▶ _Data items_:
[start]

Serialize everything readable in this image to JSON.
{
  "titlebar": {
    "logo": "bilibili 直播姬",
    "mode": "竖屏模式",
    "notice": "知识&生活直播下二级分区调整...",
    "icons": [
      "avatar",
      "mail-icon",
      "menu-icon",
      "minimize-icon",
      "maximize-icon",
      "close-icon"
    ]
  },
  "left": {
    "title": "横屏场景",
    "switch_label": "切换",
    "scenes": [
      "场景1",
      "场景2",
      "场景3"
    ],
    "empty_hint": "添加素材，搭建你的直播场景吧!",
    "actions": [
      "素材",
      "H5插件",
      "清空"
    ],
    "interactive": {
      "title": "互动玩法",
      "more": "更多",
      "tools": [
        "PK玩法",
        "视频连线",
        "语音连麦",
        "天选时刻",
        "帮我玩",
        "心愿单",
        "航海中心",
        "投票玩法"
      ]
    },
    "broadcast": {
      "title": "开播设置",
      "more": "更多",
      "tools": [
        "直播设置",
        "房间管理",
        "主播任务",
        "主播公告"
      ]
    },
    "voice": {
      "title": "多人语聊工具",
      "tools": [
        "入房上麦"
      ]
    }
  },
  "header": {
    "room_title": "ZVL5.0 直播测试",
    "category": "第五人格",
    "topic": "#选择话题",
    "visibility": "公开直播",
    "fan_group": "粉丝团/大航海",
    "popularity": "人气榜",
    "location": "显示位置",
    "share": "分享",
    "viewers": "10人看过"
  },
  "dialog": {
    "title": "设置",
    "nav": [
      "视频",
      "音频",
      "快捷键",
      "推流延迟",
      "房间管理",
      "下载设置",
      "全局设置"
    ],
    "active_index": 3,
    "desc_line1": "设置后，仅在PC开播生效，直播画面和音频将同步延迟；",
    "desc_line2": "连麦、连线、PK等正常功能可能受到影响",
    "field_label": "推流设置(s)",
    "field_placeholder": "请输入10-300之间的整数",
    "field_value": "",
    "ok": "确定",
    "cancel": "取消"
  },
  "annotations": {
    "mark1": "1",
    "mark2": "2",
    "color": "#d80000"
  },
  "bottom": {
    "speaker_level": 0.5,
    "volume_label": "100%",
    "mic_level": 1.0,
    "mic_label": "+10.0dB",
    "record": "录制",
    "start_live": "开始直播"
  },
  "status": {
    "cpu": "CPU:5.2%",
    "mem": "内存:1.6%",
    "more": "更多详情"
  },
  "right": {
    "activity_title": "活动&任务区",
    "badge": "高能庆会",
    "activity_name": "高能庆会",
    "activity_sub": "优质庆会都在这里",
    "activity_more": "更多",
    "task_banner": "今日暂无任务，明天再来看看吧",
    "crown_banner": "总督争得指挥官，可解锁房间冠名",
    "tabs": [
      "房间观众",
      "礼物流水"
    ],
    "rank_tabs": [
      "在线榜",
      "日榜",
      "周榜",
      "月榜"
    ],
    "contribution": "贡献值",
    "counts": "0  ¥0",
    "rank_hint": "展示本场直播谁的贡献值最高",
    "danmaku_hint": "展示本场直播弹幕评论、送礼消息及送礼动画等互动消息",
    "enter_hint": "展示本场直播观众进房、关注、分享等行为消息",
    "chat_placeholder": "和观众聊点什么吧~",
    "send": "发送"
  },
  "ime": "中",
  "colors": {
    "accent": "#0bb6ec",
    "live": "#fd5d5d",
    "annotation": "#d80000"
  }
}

[end]

▶ _Goal_: Copy out the full listing exactly.

▶ _Solution to the problem_:
Serialize everything readable in this image to JSON.
{
  "titlebar": {
    "logo": "bilibili 直播姬",
    "mode": "竖屏模式",
    "notice": "知识&生活直播下二级分区调整...",
    "icons": [
      "avatar",
      "mail-icon",
      "menu-icon",
      "minimize-icon",
      "maximize-icon",
      "close-icon"
    ]
  },
  "left": {
    "title": "横屏场景",
    "switch_label": "切换",
    "scenes": [
      "场景1",
      "场景2",
      "场景3"
    ],
    "empty_hint": "添加素材，搭建你的直播场景吧!",
    "actions": [
      "素材",
      "H5插件",
      "清空"
    ],
    "interactive": {
      "title": "互动玩法",
      "more": "更多",
      "tools": [
        "PK玩法",
        "视频连线",
        "语音连麦",
        "天选时刻",
        "帮我玩",
        "心愿单",
        "航海中心",
        "投票玩法"
      ]
    },
    "broadcast": {
      "title": "开播设置",
      "more": "更多",
      "tools": [
        "直播设置",
        "房间管理",
        "主播任务",
        "主播公告"
      ]
    },
    "voice": {
      "title": "多人语聊工具",
      "tools": [
        "入房上麦"
      ]
    }
  },
  "header": {
    "room_title": "ZVL5.0 直播测试",
    "category": "第五人格",
    "topic": "#选择话题",
    "visibility": "公开直播",
    "fan_group": "粉丝团/大航海",
    "popularity": "人气榜",
    "location": "显示位置",
    "share": "分享",
    "viewers": "10人看过"
  },
  "dialog": {
    "title": "设置",
    "nav": [
      "视频",
      "音频",
      "快捷键",
      "推流延迟",
      "房间管理",
      "下载设置",
      "全局设置"
    ],
    "active_index": 3,
    "desc_line1": "设置后，仅在PC开播生效，直播画面和音频将同步延迟；",
    "desc_line2": "连麦、连线、PK等正常功能可能受到影响",
    "field_label": "推流设置(s)",
    "field_placeholder": "请输入10-300之间的整数",
    "field_value": "",
    "ok": "确定",
    "cancel": "取消"
  },
  "annotations": {
    "mark1": "1",
    "mark2": "2",
    "color": "#d80000"
  },
  "bottom": {
    "speaker_level": 0.5,
    "volume_label": "100%",
    "mic_level": 1.0,
    "mic_label": "+10.0dB",
    "record": "录制",
    "start_live": "开始直播"
  },
  "status": {
    "cpu": "CPU:5.2%",
    "mem": "内存:1.6%",
    "more": "更多详情"
  },
  "right": {
    "activity_title": "活动&任务区",
    "badge": "高能庆会",
    "activity_name": "高能庆会",
    "activity_sub": "优质庆会都在这里",
    "activity_more": "更多",
    "task_banner": "今日暂无任务，明天再来看看吧",
    "crown_banner": "总督争得指挥官，可解锁房间冠名",
    "tabs": [
      "房间观众",
      "礼物流水"
    ],
    "rank_tabs": [
      "在线榜",
      "日榜",
      "周榜",
      "月榜"
    ],
    "contribution": "贡献值",
    "counts": "0  ¥0",
    "rank_hint": "展示本场直播谁的贡献值最高",
    "danmaku_hint": "展示本场直播弹幕评论、送礼消息及送礼动画等互动消息",
    "enter_hint": "展示本场直播观众进房、关注、分享等行为消息",
    "chat_placeholder": "和观众聊点什么吧~",
    "send": "发送"
  },
  "ime": "中",
  "colors": {
    "accent": "#0bb6ec",
    "live": "#fd5d5d",
    "annotation": "#d80000"
  }
}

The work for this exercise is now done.